■ Work to do: Go through the material and tally the lines containing the string "JSON". Give the total alone.

Stored data entries
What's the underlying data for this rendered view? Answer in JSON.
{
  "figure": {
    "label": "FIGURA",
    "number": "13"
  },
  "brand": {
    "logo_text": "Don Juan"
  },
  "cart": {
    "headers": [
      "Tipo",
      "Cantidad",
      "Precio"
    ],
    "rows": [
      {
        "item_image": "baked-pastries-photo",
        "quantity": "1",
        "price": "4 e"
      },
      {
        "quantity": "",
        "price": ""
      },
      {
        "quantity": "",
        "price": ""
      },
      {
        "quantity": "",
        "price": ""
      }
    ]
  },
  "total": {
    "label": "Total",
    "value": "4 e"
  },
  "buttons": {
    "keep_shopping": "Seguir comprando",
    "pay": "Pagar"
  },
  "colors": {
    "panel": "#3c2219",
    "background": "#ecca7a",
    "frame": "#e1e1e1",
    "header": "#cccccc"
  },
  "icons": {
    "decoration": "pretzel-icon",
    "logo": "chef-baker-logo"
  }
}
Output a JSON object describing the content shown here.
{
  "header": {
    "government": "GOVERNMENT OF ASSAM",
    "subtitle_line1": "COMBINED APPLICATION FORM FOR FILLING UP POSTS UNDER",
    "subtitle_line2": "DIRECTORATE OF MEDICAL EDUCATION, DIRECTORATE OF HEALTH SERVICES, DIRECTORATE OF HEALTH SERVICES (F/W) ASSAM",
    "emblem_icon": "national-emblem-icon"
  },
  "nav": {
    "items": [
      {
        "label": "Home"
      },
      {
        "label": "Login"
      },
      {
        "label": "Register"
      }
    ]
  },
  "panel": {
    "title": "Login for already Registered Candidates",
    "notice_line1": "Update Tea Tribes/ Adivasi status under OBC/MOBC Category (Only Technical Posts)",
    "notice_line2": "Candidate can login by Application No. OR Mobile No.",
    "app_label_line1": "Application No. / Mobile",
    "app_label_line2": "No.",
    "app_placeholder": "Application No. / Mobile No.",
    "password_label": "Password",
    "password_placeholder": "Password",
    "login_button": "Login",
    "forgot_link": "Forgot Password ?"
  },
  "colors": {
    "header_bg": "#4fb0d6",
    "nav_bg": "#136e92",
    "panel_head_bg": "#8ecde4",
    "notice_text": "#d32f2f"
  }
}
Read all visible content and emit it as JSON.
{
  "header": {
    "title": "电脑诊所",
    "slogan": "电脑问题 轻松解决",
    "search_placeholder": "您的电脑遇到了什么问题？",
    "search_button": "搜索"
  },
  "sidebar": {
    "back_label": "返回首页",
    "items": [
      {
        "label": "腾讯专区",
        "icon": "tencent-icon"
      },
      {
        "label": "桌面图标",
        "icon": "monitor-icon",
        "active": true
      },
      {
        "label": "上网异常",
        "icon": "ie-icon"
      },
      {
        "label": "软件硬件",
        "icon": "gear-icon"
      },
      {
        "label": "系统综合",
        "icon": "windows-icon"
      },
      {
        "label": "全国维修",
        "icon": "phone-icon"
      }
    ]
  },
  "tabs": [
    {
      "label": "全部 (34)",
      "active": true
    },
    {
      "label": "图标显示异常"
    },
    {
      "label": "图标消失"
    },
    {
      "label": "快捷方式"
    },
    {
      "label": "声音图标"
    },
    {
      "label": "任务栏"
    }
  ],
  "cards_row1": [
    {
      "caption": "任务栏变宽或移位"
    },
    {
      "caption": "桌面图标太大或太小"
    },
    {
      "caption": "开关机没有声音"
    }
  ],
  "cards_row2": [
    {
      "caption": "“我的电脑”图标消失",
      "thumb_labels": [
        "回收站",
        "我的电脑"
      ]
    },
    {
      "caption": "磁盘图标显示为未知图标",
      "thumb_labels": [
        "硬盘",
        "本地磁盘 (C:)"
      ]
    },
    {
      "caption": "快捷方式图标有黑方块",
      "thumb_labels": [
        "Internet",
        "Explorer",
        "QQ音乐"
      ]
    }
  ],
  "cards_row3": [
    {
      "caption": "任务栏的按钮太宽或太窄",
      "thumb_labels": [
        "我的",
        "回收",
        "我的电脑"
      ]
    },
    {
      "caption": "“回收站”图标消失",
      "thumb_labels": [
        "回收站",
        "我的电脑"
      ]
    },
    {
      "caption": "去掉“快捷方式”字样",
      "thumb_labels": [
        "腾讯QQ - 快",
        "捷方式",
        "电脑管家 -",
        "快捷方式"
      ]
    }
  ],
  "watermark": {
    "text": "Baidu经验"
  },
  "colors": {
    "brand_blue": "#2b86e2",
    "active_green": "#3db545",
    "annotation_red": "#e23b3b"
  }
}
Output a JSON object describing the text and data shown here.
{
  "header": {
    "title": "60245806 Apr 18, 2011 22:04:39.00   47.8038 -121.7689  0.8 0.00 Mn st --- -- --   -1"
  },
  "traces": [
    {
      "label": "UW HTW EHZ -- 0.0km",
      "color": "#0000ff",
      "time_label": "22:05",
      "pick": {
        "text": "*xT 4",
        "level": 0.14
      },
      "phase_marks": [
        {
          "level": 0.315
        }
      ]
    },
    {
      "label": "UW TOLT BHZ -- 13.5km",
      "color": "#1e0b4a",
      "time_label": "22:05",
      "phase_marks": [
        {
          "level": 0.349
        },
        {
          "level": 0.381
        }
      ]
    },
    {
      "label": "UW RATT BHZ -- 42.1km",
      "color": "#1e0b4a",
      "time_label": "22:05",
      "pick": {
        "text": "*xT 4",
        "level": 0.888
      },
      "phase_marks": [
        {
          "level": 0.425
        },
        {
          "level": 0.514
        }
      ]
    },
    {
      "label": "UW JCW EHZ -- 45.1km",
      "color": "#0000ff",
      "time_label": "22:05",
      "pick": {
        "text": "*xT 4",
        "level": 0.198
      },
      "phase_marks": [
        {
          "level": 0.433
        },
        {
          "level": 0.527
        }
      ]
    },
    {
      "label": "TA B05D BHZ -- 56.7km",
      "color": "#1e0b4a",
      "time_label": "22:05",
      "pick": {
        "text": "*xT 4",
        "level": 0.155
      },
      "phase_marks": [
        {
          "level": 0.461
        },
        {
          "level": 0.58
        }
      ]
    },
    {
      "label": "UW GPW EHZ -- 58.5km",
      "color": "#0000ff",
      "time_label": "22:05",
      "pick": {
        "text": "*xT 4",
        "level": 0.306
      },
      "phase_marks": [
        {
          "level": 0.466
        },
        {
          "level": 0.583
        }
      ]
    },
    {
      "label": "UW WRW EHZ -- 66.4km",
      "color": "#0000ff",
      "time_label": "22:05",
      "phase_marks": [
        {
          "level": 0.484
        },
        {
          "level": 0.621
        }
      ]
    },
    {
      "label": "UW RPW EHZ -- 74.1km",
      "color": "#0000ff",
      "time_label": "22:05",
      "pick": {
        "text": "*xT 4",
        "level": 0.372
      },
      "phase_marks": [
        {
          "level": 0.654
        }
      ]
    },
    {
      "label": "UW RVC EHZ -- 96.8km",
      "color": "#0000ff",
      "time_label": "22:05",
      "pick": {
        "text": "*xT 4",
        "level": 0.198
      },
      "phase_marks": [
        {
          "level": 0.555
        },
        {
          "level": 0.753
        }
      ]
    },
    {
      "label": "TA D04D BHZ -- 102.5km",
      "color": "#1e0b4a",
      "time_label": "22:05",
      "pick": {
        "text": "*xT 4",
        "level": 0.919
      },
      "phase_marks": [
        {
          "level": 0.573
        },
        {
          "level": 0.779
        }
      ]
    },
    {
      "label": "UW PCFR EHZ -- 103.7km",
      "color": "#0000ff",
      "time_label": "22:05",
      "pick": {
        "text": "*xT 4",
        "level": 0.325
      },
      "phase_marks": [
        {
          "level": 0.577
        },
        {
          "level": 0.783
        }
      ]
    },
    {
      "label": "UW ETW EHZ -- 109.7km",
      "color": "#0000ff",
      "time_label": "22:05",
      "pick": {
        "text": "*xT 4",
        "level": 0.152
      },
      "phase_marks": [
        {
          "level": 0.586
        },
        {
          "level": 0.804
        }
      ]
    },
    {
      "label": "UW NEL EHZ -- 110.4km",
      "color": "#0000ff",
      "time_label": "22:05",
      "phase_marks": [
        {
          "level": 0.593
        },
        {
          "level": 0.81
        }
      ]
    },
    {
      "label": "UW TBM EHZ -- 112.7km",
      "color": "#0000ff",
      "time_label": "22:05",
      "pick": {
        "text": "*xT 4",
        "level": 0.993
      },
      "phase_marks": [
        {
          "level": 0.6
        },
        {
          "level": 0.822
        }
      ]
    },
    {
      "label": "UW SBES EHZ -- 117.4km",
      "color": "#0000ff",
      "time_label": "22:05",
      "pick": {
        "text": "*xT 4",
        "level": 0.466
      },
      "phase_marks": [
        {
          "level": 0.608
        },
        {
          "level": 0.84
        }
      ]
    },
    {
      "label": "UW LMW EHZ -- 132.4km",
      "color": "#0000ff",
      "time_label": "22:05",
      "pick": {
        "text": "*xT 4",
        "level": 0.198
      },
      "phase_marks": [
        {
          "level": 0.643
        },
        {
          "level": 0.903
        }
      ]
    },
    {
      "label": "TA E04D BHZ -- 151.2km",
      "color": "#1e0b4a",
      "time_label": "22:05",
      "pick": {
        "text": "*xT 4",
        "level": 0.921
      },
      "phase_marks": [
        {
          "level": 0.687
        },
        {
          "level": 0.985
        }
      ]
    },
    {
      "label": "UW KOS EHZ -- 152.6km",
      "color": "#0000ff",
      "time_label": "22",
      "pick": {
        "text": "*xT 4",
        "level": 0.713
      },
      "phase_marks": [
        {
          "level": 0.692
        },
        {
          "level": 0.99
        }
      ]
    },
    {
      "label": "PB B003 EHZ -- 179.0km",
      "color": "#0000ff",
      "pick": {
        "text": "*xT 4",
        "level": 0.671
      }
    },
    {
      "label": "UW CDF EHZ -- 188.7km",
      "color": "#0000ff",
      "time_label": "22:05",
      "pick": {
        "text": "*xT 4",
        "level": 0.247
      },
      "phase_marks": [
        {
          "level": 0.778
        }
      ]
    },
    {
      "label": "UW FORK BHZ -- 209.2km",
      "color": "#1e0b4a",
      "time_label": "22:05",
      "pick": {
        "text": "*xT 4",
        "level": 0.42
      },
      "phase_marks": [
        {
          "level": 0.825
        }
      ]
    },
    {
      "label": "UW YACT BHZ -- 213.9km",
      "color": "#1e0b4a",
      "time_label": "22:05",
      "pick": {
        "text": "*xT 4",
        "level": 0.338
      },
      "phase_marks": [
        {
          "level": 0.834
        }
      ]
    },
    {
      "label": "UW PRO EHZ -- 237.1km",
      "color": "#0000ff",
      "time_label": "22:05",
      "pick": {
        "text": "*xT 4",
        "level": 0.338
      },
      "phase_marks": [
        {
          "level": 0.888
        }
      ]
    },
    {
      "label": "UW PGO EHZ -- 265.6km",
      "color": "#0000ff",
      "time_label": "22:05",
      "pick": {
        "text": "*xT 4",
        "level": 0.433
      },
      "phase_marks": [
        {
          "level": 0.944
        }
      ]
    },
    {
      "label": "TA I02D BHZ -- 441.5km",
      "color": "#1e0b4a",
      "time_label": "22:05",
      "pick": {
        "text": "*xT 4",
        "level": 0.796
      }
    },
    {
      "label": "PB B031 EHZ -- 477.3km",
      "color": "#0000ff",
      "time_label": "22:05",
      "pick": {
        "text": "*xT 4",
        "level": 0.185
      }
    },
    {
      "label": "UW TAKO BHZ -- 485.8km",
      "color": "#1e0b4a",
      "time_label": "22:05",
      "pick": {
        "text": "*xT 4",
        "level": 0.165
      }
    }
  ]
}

■ Result: 4